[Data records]
* Start *
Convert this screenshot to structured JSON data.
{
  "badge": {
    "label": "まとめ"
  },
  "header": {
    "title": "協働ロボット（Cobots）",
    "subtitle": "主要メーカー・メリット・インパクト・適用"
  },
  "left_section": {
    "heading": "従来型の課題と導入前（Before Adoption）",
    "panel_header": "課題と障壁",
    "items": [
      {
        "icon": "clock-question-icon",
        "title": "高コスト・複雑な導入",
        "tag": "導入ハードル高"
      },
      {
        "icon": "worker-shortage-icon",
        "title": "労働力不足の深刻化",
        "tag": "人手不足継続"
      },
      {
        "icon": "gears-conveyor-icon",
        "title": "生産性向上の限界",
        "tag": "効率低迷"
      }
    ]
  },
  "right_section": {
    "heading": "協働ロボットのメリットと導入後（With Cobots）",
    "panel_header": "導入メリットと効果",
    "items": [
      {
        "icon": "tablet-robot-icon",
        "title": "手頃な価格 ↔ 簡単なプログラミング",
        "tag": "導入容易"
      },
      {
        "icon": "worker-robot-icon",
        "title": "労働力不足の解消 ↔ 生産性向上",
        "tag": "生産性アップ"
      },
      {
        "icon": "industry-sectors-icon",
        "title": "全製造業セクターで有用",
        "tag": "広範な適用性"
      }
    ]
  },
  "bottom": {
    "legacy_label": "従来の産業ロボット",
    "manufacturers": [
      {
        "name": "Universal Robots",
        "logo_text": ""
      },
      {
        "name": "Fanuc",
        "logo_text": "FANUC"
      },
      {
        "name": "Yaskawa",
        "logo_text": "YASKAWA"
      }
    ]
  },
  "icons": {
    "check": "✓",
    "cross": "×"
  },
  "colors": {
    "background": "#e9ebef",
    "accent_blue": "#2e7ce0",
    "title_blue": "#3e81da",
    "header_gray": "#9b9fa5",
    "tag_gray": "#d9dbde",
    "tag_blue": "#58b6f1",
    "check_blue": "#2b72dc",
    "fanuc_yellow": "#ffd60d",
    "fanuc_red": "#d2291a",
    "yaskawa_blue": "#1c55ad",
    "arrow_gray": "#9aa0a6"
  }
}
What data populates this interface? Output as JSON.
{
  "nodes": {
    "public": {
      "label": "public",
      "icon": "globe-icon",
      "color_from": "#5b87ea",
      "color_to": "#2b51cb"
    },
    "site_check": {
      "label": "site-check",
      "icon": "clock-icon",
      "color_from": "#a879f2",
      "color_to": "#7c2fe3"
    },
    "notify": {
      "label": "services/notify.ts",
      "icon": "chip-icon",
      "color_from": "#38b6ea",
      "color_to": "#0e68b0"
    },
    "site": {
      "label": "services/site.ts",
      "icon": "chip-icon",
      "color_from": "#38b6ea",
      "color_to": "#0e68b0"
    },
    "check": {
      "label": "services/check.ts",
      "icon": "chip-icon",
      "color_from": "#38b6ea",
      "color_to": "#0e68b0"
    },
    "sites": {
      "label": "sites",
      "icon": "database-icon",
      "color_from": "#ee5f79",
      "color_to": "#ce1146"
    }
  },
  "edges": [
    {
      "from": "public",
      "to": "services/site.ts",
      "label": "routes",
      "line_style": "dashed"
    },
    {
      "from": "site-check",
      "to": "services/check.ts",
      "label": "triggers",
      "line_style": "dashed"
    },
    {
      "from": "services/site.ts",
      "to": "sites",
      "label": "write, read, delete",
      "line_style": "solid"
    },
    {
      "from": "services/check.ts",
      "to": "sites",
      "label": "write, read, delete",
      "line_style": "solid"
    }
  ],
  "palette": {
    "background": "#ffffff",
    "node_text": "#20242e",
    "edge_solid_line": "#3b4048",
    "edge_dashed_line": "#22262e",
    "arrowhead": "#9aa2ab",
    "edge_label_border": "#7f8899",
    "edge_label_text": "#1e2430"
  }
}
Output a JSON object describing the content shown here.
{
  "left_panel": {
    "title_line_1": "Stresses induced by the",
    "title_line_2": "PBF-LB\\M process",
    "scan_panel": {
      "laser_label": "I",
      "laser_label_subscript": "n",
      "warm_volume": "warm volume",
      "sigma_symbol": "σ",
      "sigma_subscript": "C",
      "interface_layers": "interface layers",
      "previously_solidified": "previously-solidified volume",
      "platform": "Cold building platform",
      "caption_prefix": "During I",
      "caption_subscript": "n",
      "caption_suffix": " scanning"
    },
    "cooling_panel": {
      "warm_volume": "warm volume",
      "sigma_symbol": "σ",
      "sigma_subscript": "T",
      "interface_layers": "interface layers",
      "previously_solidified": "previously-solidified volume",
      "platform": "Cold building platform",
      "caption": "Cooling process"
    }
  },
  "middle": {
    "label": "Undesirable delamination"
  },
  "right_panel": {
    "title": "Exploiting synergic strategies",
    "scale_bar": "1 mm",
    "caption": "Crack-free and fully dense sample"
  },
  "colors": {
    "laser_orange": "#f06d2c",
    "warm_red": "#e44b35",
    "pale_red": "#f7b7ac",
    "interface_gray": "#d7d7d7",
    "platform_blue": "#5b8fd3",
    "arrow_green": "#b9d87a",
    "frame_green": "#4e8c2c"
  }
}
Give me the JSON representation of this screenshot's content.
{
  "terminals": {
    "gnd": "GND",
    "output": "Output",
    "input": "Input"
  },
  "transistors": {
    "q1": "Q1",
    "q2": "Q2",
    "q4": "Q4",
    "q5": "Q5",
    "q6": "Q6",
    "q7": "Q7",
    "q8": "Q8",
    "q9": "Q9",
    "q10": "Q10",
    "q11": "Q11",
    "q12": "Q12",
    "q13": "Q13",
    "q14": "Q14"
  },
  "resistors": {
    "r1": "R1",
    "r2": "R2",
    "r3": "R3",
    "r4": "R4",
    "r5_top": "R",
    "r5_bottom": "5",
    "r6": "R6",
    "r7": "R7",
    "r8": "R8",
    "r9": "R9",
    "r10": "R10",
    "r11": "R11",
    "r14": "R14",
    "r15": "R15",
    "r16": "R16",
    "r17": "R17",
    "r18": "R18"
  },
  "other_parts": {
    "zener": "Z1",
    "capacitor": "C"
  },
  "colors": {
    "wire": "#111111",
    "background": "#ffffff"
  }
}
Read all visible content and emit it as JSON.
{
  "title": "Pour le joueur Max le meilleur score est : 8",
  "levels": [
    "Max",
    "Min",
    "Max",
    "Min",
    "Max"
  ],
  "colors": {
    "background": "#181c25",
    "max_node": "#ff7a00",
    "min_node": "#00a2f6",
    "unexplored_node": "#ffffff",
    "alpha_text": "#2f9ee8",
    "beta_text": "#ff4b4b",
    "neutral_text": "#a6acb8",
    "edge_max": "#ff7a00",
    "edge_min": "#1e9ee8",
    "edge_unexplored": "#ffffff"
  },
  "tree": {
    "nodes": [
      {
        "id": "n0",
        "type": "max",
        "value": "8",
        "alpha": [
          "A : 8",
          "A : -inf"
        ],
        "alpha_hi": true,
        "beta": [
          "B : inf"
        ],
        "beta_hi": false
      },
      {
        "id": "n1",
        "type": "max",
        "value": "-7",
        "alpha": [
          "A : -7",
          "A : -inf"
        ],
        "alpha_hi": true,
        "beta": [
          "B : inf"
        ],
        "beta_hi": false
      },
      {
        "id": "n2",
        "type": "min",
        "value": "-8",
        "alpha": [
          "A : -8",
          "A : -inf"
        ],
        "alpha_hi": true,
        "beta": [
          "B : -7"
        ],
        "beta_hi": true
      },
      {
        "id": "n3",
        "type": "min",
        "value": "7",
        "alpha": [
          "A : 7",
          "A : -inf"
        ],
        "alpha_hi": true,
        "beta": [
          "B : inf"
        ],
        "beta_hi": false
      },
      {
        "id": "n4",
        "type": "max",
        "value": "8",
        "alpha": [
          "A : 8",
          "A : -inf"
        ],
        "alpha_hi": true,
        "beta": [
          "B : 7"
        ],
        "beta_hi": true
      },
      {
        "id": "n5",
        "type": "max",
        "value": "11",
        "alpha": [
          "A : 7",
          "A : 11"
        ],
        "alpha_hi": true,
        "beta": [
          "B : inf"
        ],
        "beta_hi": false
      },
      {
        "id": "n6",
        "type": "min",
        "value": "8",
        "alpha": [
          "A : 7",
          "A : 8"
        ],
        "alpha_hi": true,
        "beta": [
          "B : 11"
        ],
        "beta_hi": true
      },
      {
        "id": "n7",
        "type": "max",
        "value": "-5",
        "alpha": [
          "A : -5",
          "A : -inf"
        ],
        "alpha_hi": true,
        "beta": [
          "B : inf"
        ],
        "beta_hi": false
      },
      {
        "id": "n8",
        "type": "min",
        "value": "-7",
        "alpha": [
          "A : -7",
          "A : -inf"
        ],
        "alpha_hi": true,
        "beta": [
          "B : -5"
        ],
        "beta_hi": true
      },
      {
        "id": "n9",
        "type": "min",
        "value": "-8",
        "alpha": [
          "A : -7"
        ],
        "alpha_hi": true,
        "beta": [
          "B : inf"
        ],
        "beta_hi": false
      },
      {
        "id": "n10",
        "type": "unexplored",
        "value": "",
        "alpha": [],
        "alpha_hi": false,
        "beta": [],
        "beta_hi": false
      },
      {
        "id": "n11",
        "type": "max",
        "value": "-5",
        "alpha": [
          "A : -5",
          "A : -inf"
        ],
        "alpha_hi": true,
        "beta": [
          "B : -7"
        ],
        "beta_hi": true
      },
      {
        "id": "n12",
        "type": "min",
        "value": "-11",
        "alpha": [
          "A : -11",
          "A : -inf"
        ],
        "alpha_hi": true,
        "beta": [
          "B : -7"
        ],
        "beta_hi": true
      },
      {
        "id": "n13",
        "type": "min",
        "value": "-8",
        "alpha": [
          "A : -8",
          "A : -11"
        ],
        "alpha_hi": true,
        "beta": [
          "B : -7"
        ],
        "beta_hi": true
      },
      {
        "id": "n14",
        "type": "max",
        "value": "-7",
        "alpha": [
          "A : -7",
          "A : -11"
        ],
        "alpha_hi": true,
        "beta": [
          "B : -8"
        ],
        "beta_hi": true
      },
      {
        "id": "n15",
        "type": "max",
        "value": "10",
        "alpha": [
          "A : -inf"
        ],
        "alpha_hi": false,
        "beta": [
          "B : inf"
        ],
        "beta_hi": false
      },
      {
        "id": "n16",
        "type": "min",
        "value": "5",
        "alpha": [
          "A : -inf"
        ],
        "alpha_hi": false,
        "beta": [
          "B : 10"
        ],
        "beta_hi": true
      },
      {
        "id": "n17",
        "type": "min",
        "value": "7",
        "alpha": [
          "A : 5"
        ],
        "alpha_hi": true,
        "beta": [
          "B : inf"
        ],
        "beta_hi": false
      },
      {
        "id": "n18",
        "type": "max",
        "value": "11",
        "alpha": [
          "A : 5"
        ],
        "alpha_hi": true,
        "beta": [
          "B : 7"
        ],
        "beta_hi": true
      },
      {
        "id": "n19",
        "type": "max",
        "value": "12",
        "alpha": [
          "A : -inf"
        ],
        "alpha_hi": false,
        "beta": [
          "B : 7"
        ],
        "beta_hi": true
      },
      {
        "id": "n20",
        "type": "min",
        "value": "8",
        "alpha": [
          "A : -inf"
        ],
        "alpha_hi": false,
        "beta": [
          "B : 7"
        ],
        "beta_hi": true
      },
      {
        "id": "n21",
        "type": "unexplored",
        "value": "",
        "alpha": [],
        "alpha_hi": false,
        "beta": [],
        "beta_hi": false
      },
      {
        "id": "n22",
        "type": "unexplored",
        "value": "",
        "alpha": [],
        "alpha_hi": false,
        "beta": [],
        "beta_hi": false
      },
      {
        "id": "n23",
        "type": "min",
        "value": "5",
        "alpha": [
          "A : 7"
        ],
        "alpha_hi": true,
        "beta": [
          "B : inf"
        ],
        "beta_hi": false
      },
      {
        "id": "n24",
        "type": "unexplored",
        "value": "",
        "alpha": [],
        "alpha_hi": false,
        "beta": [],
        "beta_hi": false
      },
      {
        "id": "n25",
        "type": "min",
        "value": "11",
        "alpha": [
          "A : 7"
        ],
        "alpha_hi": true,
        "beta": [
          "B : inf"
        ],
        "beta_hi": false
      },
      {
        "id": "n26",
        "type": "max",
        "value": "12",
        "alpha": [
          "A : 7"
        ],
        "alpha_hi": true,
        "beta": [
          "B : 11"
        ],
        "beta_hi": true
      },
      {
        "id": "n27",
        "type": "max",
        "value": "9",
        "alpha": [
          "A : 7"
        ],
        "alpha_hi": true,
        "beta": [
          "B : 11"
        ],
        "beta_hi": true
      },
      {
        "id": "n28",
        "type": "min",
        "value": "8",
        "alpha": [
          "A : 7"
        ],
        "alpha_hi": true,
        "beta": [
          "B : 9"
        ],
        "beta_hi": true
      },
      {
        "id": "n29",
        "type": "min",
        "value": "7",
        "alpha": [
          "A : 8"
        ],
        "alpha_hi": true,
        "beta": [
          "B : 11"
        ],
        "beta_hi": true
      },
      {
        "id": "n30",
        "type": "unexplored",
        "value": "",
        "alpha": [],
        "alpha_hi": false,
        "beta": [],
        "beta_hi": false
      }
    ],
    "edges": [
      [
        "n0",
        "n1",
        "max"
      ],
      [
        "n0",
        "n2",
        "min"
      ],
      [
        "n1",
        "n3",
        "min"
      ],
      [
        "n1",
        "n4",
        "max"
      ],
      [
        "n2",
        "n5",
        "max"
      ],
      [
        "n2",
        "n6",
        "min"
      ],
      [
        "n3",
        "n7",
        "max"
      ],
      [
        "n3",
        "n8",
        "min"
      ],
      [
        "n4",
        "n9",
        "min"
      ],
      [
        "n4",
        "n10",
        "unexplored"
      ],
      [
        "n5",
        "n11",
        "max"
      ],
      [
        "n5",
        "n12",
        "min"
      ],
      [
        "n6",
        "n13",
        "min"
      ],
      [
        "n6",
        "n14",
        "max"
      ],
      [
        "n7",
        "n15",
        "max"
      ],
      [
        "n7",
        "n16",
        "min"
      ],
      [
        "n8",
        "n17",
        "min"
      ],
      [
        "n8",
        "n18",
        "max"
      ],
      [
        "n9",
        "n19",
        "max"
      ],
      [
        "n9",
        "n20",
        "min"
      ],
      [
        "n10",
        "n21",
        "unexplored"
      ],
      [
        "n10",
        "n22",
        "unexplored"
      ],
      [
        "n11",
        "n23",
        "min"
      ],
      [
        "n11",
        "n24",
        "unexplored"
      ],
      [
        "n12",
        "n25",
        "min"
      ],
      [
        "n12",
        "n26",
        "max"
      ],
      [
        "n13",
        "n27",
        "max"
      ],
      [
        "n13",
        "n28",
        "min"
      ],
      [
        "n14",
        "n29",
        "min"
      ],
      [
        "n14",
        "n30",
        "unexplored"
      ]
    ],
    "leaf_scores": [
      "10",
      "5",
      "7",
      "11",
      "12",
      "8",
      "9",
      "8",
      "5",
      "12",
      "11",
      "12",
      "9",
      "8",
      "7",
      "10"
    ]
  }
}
* End *
WRITTEN EXERCISE »
Return all lines containing "services".

ANSWER TO THE TASK »
      "label": "services/notify.ts",
      "label": "services/site.ts",
      "label": "services/check.ts",
      "to": "services/site.ts",
      "to": "services/check.ts",
      "from": "services/site.ts",
      "from": "services/check.ts",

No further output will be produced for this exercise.